>> Begin Data for this exercise

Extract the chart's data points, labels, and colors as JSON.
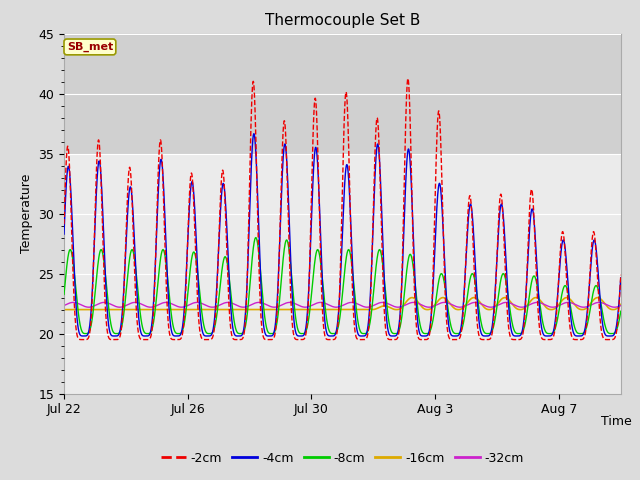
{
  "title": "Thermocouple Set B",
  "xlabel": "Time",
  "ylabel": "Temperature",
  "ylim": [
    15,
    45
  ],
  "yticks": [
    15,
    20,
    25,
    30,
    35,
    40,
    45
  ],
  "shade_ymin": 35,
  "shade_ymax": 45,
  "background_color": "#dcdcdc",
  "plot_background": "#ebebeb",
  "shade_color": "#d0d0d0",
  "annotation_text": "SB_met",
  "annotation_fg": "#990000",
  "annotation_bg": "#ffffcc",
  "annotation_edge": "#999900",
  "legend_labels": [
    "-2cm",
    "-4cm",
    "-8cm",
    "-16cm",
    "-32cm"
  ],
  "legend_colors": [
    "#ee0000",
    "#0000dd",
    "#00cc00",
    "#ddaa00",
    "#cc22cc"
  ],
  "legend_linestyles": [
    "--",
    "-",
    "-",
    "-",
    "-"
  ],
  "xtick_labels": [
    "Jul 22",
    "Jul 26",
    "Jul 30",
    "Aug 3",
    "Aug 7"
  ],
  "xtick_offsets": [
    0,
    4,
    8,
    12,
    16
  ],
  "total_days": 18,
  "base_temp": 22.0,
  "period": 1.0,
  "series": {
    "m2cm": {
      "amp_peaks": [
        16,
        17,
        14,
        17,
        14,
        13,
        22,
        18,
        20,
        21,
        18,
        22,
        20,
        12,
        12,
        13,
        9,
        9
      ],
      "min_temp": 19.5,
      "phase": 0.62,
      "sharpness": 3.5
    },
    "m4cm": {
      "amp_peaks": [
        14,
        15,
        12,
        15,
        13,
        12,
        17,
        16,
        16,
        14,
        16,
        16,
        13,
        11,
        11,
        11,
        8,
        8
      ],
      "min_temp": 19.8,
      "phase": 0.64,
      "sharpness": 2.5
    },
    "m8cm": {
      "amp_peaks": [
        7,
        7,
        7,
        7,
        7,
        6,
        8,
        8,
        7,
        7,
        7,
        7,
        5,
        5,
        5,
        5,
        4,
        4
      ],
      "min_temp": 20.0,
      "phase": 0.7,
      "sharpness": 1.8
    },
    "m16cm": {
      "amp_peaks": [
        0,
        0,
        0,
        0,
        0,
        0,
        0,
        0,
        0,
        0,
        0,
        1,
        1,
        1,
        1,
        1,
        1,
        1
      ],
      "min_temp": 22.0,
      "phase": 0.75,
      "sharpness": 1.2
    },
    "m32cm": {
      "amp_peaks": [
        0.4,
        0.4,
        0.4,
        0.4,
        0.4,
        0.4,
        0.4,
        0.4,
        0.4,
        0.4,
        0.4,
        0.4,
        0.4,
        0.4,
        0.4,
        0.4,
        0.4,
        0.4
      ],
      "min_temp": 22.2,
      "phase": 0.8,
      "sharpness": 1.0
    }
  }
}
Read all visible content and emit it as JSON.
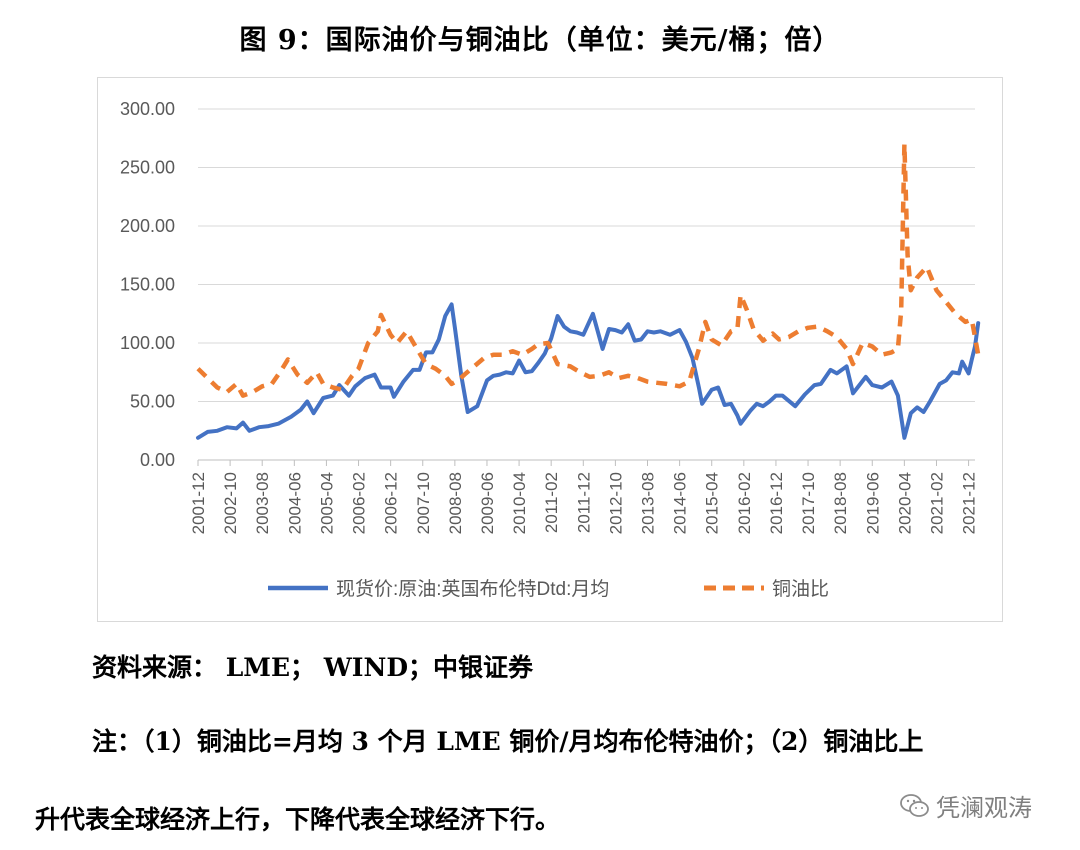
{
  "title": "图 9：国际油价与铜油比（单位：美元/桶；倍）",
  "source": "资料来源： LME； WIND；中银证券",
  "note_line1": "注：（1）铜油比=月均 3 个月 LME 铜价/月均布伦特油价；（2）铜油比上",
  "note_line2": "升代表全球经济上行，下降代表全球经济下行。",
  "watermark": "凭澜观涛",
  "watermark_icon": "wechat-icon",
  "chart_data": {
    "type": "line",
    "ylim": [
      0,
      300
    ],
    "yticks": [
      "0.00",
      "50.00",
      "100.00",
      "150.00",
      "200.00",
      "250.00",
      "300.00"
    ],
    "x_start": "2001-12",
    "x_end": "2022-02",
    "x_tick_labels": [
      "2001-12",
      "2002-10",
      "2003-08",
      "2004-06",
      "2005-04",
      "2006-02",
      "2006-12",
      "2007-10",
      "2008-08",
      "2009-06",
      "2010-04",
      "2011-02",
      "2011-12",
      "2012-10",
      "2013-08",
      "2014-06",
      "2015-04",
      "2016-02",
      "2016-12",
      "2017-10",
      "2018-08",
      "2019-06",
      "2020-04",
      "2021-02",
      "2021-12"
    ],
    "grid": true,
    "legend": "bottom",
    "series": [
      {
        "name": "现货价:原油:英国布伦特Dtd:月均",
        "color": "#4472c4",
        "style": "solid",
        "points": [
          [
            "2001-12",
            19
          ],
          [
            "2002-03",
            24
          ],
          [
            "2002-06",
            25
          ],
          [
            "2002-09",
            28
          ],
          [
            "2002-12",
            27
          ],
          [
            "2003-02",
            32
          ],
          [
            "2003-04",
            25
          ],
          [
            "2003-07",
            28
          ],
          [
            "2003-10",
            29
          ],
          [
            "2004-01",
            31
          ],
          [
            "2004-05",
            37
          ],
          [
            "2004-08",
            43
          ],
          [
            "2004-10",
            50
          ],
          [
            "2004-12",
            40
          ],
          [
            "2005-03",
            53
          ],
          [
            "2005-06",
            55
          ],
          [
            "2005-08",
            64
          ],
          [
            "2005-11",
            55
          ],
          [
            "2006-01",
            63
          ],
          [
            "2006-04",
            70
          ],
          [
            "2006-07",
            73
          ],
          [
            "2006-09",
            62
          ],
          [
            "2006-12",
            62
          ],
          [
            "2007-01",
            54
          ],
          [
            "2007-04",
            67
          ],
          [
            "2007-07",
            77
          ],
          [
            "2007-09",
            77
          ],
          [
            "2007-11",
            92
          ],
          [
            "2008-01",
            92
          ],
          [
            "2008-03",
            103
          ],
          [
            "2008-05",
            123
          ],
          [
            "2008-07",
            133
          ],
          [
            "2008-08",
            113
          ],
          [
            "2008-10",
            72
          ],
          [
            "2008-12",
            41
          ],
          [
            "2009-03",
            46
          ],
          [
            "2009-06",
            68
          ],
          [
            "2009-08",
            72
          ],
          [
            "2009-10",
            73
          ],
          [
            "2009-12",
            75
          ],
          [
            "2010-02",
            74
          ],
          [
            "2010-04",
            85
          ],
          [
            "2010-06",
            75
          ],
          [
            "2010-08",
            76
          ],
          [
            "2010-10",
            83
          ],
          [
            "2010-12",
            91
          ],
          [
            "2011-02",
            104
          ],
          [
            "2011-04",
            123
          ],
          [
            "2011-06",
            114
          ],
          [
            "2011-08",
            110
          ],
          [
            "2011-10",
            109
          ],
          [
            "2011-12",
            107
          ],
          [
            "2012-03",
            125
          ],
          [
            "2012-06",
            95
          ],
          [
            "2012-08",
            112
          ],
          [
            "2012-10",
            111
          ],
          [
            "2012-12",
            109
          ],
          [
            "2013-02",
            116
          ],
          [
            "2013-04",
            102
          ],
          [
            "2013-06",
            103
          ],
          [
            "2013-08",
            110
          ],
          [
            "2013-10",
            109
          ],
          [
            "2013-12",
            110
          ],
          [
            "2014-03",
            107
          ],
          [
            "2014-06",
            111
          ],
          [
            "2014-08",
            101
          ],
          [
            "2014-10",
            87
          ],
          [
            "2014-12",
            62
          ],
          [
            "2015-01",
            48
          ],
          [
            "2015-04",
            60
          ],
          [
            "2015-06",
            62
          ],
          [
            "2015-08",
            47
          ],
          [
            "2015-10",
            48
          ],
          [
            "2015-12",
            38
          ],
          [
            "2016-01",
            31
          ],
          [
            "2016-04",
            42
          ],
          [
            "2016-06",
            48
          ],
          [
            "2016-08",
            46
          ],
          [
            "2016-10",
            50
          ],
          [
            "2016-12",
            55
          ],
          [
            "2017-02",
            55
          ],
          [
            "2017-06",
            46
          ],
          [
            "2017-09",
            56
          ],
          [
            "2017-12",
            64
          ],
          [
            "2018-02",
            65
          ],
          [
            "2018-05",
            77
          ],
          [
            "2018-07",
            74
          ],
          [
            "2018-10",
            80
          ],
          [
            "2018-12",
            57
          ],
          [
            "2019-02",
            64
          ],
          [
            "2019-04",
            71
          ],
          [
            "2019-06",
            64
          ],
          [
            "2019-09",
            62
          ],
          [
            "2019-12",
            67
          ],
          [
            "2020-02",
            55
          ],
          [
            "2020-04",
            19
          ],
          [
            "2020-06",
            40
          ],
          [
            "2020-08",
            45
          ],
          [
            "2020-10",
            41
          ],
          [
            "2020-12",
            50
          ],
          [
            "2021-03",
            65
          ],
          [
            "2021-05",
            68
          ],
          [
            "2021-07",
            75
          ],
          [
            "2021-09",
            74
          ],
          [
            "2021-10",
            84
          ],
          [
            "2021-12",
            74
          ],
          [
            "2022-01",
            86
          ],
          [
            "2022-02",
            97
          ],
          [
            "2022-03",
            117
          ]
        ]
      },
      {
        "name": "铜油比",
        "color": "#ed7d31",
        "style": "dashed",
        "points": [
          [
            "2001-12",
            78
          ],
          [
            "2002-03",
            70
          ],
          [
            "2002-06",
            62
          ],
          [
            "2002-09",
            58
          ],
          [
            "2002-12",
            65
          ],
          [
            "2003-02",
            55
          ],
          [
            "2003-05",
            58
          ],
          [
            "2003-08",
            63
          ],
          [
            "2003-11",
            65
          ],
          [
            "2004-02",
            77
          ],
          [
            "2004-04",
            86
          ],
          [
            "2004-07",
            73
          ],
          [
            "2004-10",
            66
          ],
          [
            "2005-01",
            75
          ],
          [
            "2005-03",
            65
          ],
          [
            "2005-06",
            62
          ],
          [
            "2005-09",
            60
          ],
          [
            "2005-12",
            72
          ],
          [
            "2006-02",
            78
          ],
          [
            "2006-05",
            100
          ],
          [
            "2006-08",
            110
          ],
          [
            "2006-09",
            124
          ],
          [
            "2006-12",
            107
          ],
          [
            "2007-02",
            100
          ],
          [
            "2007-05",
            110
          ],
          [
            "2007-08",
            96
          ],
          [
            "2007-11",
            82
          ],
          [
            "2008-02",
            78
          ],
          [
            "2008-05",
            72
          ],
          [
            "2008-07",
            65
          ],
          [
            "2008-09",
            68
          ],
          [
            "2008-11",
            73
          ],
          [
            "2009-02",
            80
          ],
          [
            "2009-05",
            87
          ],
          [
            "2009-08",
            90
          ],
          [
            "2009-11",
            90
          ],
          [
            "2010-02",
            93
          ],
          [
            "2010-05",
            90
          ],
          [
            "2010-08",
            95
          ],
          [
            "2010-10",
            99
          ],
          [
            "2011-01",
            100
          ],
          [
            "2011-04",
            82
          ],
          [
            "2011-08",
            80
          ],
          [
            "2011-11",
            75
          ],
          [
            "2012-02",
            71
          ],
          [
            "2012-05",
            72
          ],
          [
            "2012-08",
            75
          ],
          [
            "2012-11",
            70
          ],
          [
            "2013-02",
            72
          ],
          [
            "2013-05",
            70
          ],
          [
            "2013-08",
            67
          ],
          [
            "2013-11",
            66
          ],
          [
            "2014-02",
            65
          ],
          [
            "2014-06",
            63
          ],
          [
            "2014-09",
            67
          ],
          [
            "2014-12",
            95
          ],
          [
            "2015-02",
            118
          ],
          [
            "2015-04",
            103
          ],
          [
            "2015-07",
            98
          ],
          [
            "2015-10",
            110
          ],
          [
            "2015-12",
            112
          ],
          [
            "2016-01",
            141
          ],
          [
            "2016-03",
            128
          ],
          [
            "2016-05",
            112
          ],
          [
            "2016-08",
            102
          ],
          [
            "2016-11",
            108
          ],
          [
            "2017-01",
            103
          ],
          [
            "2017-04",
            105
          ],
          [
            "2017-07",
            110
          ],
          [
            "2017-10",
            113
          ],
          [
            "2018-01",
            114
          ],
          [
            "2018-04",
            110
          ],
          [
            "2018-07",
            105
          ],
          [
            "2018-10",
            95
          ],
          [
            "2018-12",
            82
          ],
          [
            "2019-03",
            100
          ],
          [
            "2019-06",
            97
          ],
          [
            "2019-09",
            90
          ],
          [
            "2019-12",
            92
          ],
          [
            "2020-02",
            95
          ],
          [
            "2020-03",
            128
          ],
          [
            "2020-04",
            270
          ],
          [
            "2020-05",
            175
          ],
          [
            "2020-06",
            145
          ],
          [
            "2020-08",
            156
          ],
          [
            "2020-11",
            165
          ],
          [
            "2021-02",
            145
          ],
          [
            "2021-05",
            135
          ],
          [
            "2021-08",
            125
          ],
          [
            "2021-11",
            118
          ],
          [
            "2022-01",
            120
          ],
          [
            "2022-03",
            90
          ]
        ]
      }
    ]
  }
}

>> End Data for this exercise

__Required task__
Among the entries above, how many lines hold the string "phase"? Give the number by itself.

__Answer for the task__
5